> [Stated exercise]
Gather the lines that hold the string "What".
------
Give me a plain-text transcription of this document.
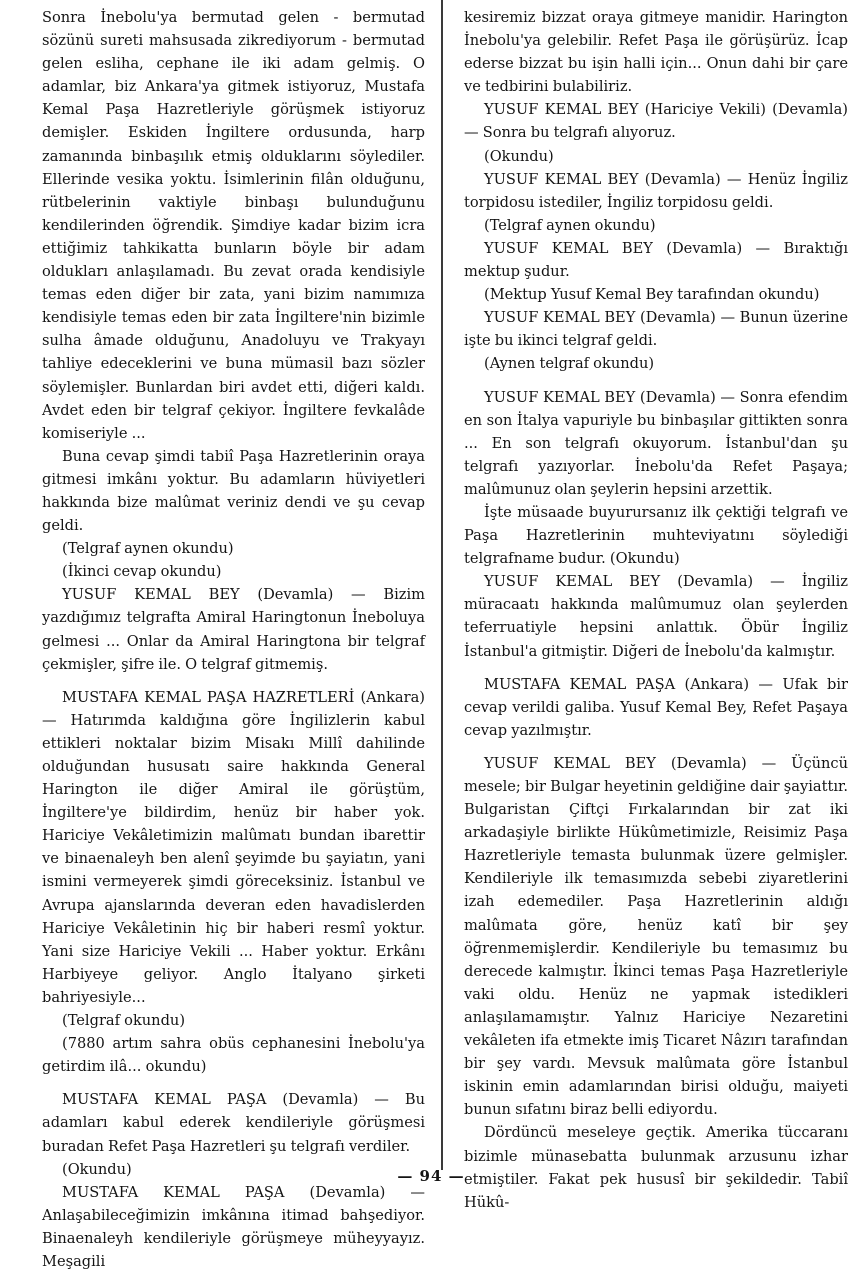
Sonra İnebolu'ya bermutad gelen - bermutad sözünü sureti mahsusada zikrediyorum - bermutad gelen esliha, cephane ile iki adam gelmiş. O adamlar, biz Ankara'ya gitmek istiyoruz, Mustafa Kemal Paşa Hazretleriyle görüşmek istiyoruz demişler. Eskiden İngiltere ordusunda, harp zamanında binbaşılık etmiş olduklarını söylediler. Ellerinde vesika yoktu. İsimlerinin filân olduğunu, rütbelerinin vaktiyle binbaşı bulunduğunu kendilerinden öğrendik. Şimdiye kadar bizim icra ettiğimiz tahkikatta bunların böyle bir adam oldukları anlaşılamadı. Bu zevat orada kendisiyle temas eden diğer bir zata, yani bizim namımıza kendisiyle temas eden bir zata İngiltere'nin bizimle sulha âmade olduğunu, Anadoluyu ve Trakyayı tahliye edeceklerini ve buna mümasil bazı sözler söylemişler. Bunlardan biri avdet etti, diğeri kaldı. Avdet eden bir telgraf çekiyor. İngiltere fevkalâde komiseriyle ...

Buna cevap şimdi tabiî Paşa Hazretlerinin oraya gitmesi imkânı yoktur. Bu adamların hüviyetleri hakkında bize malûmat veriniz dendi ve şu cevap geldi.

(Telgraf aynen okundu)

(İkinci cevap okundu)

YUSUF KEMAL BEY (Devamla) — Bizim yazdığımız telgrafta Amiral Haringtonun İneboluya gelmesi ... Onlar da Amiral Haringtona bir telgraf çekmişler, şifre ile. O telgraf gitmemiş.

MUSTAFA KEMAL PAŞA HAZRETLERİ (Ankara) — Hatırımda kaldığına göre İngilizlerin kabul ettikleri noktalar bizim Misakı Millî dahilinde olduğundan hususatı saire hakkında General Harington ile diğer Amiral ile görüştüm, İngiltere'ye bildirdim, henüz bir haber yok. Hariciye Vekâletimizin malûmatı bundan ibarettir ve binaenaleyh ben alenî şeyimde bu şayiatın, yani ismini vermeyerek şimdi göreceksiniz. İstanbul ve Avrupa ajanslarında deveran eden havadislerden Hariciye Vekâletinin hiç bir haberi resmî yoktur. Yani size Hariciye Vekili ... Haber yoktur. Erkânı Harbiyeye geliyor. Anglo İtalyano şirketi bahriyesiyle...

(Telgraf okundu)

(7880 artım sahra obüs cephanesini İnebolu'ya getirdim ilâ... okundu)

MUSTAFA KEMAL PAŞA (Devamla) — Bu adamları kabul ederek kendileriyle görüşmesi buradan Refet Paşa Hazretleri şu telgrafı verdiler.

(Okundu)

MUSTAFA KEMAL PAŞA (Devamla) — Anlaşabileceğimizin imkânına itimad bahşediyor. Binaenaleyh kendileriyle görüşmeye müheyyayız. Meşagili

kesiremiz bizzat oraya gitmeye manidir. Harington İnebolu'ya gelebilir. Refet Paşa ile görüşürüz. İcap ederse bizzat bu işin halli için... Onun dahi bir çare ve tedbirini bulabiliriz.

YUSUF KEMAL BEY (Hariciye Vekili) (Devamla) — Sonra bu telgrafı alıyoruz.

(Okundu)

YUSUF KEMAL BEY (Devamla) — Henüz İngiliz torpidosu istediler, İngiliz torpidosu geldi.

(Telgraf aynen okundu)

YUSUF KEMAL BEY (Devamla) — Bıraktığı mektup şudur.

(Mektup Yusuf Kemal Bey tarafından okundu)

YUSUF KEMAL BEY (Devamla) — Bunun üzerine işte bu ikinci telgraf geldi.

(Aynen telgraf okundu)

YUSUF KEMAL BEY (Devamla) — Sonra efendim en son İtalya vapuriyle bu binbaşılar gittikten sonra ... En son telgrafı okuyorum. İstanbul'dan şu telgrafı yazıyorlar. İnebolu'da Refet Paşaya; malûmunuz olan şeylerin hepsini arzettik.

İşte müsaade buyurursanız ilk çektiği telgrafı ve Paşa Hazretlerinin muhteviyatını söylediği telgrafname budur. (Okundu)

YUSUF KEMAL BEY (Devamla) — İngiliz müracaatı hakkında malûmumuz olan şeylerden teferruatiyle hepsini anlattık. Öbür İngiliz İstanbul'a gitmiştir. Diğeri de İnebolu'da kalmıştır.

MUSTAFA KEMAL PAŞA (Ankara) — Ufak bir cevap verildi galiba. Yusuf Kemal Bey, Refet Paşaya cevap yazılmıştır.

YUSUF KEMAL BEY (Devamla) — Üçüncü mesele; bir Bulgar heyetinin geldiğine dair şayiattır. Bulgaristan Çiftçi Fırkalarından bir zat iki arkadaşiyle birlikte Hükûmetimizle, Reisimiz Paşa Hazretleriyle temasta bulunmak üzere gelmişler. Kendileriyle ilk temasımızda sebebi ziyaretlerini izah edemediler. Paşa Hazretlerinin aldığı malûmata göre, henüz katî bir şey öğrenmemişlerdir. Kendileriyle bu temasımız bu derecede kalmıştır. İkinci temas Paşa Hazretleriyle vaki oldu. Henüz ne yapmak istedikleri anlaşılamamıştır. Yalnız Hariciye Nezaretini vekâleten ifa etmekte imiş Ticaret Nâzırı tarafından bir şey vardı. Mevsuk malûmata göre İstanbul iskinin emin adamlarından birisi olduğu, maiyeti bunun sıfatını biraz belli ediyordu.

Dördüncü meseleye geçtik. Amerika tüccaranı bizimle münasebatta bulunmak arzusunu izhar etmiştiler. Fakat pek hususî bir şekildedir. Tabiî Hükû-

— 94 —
------
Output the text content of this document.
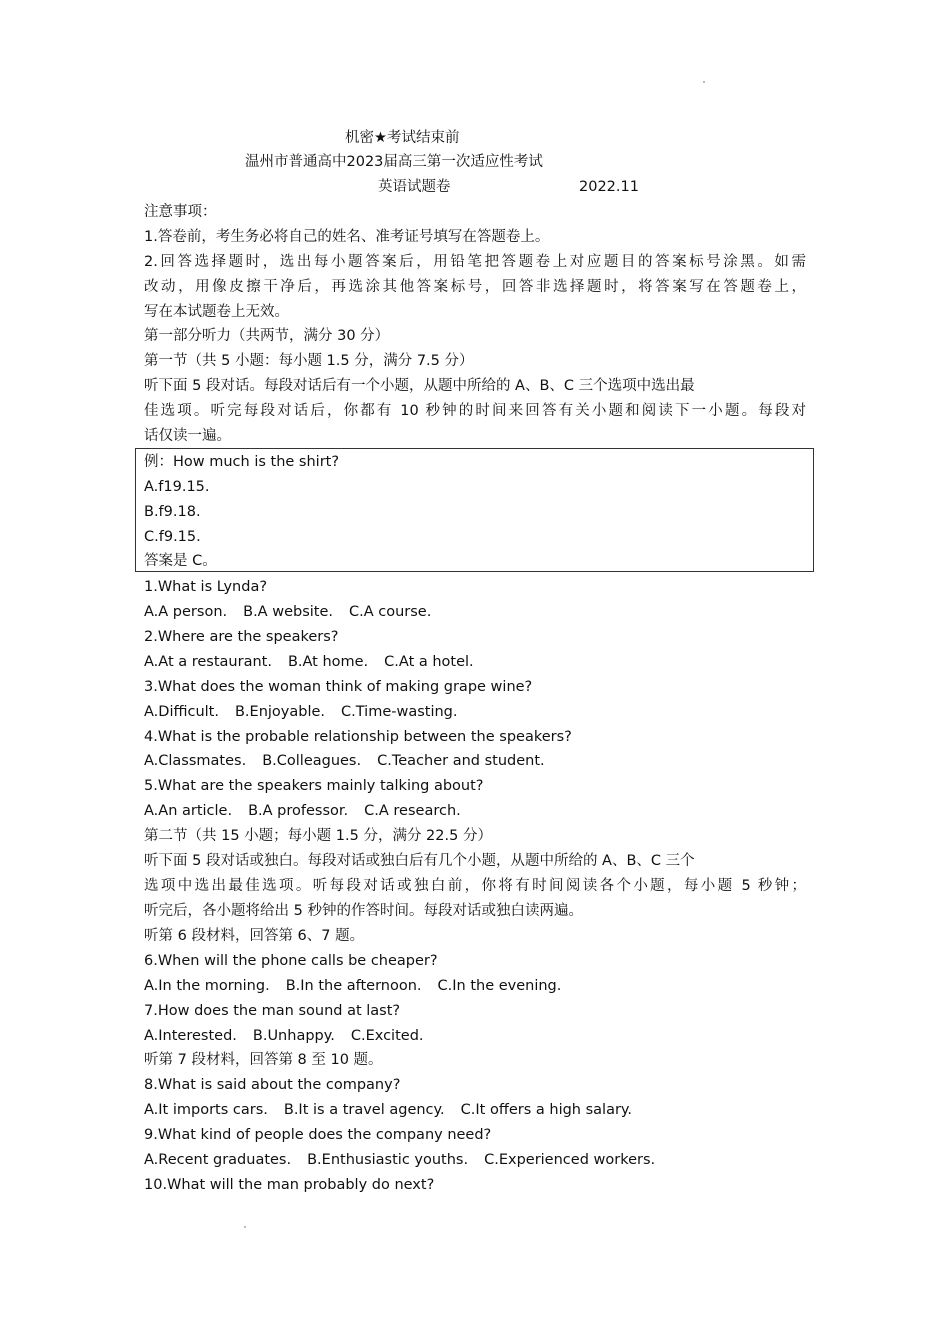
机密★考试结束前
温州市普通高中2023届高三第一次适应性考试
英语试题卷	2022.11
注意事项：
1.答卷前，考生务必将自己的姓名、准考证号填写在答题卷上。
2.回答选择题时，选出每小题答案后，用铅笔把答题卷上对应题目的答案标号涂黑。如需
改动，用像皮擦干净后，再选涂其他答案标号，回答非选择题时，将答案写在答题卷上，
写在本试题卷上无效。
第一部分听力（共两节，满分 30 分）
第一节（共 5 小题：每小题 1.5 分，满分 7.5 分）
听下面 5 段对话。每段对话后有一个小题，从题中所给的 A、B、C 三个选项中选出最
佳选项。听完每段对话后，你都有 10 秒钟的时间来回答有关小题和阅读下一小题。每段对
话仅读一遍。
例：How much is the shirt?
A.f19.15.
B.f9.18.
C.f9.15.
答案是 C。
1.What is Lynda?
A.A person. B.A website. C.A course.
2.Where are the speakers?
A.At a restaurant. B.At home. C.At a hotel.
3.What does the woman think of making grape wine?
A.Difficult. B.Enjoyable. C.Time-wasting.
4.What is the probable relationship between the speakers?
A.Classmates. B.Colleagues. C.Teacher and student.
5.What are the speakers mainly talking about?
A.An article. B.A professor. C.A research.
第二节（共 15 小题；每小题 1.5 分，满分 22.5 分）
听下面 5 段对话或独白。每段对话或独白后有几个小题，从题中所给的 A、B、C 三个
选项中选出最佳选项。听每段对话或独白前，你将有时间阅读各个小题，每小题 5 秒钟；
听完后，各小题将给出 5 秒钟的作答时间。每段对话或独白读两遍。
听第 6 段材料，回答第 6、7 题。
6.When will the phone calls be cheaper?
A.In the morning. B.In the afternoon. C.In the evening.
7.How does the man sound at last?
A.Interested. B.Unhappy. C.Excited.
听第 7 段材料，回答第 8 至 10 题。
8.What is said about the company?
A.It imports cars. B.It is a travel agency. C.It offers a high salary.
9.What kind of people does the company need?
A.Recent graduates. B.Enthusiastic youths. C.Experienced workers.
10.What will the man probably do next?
------
> [Exercise response]
1.What is Lynda?
3.What does the woman think of making grape wine?
4.What is the probable relationship between the speakers?
5.What are the speakers mainly talking about?
8.What is said about the company?
9.What kind of people does the company need?
10.What will the man probably do next?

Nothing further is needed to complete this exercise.